Write out each entry, exactly the way it appears.

— START DATASET RECORDS —

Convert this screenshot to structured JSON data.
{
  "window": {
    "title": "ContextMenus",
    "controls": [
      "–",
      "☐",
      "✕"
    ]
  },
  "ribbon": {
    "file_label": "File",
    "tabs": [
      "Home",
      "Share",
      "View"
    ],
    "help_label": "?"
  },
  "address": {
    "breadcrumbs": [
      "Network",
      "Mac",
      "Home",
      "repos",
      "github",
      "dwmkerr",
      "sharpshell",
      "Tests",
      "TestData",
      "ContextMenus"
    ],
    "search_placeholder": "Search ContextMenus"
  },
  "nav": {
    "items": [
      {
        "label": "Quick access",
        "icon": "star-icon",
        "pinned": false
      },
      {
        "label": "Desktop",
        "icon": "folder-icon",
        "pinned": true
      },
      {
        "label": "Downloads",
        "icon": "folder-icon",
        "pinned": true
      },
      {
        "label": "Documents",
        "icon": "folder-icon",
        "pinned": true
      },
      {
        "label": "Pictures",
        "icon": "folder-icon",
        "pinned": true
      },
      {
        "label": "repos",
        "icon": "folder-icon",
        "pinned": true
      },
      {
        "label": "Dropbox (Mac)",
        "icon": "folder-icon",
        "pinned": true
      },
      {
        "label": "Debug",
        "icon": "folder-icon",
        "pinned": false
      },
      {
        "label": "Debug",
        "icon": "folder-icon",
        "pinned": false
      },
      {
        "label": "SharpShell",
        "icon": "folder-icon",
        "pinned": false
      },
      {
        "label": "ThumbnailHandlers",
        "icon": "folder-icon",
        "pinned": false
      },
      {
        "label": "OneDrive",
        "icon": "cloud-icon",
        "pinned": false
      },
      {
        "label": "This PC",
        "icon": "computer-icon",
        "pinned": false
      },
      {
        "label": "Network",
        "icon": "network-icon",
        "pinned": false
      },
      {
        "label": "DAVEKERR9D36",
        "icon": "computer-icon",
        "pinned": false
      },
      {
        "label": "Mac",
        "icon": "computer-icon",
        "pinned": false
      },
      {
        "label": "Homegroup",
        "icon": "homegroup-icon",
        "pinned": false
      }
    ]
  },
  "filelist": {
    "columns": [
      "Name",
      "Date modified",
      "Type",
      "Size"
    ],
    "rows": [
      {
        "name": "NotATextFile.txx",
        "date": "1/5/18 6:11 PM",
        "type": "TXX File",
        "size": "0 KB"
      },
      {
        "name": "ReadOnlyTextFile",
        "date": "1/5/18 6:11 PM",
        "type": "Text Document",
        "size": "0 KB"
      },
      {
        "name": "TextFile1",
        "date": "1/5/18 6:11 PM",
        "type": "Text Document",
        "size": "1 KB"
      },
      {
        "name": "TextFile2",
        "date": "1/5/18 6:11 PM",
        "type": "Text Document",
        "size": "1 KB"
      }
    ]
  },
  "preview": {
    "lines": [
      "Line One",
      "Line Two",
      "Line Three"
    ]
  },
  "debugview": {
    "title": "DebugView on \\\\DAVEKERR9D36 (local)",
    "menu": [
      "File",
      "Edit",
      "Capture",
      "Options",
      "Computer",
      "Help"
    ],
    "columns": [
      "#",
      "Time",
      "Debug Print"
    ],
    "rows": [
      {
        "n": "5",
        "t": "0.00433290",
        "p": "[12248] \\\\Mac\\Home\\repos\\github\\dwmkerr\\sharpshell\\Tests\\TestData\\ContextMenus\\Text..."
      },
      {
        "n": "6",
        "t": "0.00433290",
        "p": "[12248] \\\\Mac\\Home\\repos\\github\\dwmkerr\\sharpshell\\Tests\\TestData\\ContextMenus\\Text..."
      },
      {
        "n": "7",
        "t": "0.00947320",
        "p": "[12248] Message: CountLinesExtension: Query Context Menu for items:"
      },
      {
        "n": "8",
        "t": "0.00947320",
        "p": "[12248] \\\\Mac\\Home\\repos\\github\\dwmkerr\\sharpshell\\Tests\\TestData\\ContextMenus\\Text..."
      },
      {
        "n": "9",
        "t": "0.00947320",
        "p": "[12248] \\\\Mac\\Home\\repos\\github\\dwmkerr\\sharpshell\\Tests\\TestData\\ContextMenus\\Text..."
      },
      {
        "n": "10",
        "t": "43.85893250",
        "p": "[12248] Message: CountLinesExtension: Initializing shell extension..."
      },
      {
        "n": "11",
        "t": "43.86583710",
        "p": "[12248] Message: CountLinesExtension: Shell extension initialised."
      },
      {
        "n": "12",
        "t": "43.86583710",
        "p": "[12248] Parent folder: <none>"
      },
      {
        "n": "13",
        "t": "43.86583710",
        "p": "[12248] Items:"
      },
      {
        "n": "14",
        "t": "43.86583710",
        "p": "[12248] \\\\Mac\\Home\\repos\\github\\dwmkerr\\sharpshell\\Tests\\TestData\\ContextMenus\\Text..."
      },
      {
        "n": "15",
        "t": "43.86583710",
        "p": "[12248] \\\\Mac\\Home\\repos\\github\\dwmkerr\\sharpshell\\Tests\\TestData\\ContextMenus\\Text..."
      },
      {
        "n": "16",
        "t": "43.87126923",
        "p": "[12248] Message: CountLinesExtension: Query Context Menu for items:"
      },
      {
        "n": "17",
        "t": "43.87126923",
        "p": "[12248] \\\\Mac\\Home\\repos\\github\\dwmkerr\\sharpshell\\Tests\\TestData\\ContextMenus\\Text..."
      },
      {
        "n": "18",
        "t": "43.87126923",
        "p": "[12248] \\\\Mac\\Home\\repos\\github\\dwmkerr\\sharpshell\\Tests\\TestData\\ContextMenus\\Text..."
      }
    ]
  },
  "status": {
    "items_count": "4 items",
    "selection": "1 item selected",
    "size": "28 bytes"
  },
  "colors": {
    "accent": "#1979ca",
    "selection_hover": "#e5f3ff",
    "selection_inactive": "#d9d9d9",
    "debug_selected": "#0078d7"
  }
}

— END DATASET RECORDS —

FINISHED EXERCISE:
Convert this screenshot to structured JSON data.
{
  "window": {
    "title": "ContextMenus",
    "controls": [
      "–",
      "☐",
      "✕"
    ]
  },
  "ribbon": {
    "file_label": "File",
    "tabs": [
      "Home",
      "Share",
      "View"
    ],
    "help_label": "?"
  },
  "address": {
    "breadcrumbs": [
      "Network",
      "Mac",
      "Home",
      "repos",
      "github",
      "dwmkerr",
      "sharpshell",
      "Tests",
      "TestData",
      "ContextMenus"
    ],
    "search_placeholder": "Search ContextMenus"
  },
  "nav": {
    "items": [
      {
        "label": "Quick access",
        "icon": "star-icon",
        "pinned": false
      },
      {
        "label": "Desktop",
        "icon": "folder-icon",
        "pinned": true
      },
      {
        "label": "Downloads",
        "icon": "folder-icon",
        "pinned": true
      },
      {
        "label": "Documents",
        "icon": "folder-icon",
        "pinned": true
      },
      {
        "label": "Pictures",
        "icon": "folder-icon",
        "pinned": true
      },
      {
        "label": "repos",
        "icon": "folder-icon",
        "pinned": true
      },
      {
        "label": "Dropbox (Mac)",
        "icon": "folder-icon",
        "pinned": true
      },
      {
        "label": "Debug",
        "icon": "folder-icon",
        "pinned": false
      },
      {
        "label": "Debug",
        "icon": "folder-icon",
        "pinned": false
      },
      {
        "label": "SharpShell",
        "icon": "folder-icon",
        "pinned": false
      },
      {
        "label": "ThumbnailHandlers",
        "icon": "folder-icon",
        "pinned": false
      },
      {
        "label": "OneDrive",
        "icon": "cloud-icon",
        "pinned": false
      },
      {
        "label": "This PC",
        "icon": "computer-icon",
        "pinned": false
      },
      {
        "label": "Network",
        "icon": "network-icon",
        "pinned": false
      },
      {
        "label": "DAVEKERR9D36",
        "icon": "computer-icon",
        "pinned": false
      },
      {
        "label": "Mac",
        "icon": "computer-icon",
        "pinned": false
      },
      {
        "label": "Homegroup",
        "icon": "homegroup-icon",
        "pinned": false
      }
    ]
  },
  "filelist": {
    "columns": [
      "Name",
      "Date modified",
      "Type",
      "Size"
    ],
    "rows": [
      {
        "name": "NotATextFile.txx",
        "date": "1/5/18 6:11 PM",
        "type": "TXX File",
        "size": "0 KB"
      },
      {
        "name": "ReadOnlyTextFile",
        "date": "1/5/18 6:11 PM",
        "type": "Text Document",
        "size": "0 KB"
      },
      {
        "name": "TextFile1",
        "date": "1/5/18 6:11 PM",
        "type": "Text Document",
        "size": "1 KB"
      },
      {
        "name": "TextFile2",
        "date": "1/5/18 6:11 PM",
        "type": "Text Document",
        "size": "1 KB"
      }
    ]
  },
  "preview": {
    "lines": [
      "Line One",
      "Line Two",
      "Line Three"
    ]
  },
  "debugview": {
    "title": "DebugView on \\\\DAVEKERR9D36 (local)",
    "menu": [
      "File",
      "Edit",
      "Capture",
      "Options",
      "Computer",
      "Help"
    ],
    "columns": [
      "#",
      "Time",
      "Debug Print"
    ],
    "rows": [
      {
        "n": "5",
        "t": "0.00433290",
        "p": "[12248] \\\\Mac\\Home\\repos\\github\\dwmkerr\\sharpshell\\Tests\\TestData\\ContextMenus\\Text..."
      },
      {
        "n": "6",
        "t": "0.00433290",
        "p": "[12248] \\\\Mac\\Home\\repos\\github\\dwmkerr\\sharpshell\\Tests\\TestData\\ContextMenus\\Text..."
      },
      {
        "n": "7",
        "t": "0.00947320",
        "p": "[12248] Message: CountLinesExtension: Query Context Menu for items:"
      },
      {
        "n": "8",
        "t": "0.00947320",
        "p": "[12248] \\\\Mac\\Home\\repos\\github\\dwmkerr\\sharpshell\\Tests\\TestData\\ContextMenus\\Text..."
      },
      {
        "n": "9",
        "t": "0.00947320",
        "p": "[12248] \\\\Mac\\Home\\repos\\github\\dwmkerr\\sharpshell\\Tests\\TestData\\ContextMenus\\Text..."
      },
      {
        "n": "10",
        "t": "43.85893250",
        "p": "[12248] Message: CountLinesExtension: Initializing shell extension..."
      },
      {
        "n": "11",
        "t": "43.86583710",
        "p": "[12248] Message: CountLinesExtension: Shell extension initialised."
      },
      {
        "n": "12",
        "t": "43.86583710",
        "p": "[12248] Parent folder: <none>"
      },
      {
        "n": "13",
        "t": "43.86583710",
        "p": "[12248] Items:"
      },
      {
        "n": "14",
        "t": "43.86583710",
        "p": "[12248] \\\\Mac\\Home\\repos\\github\\dwmkerr\\sharpshell\\Tests\\TestData\\ContextMenus\\Text..."
      },
      {
        "n": "15",
        "t": "43.86583710",
        "p": "[12248] \\\\Mac\\Home\\repos\\github\\dwmkerr\\sharpshell\\Tests\\TestData\\ContextMenus\\Text..."
      },
      {
        "n": "16",
        "t": "43.87126923",
        "p": "[12248] Message: CountLinesExtension: Query Context Menu for items:"
      },
      {
        "n": "17",
        "t": "43.87126923",
        "p": "[12248] \\\\Mac\\Home\\repos\\github\\dwmkerr\\sharpshell\\Tests\\TestData\\ContextMenus\\Text..."
      },
      {
        "n": "18",
        "t": "43.87126923",
        "p": "[12248] \\\\Mac\\Home\\repos\\github\\dwmkerr\\sharpshell\\Tests\\TestData\\ContextMenus\\Text..."
      }
    ]
  },
  "status": {
    "items_count": "4 items",
    "selection": "1 item selected",
    "size": "28 bytes"
  },
  "colors": {
    "accent": "#1979ca",
    "selection_hover": "#e5f3ff",
    "selection_inactive": "#d9d9d9",
    "debug_selected": "#0078d7"
  }
}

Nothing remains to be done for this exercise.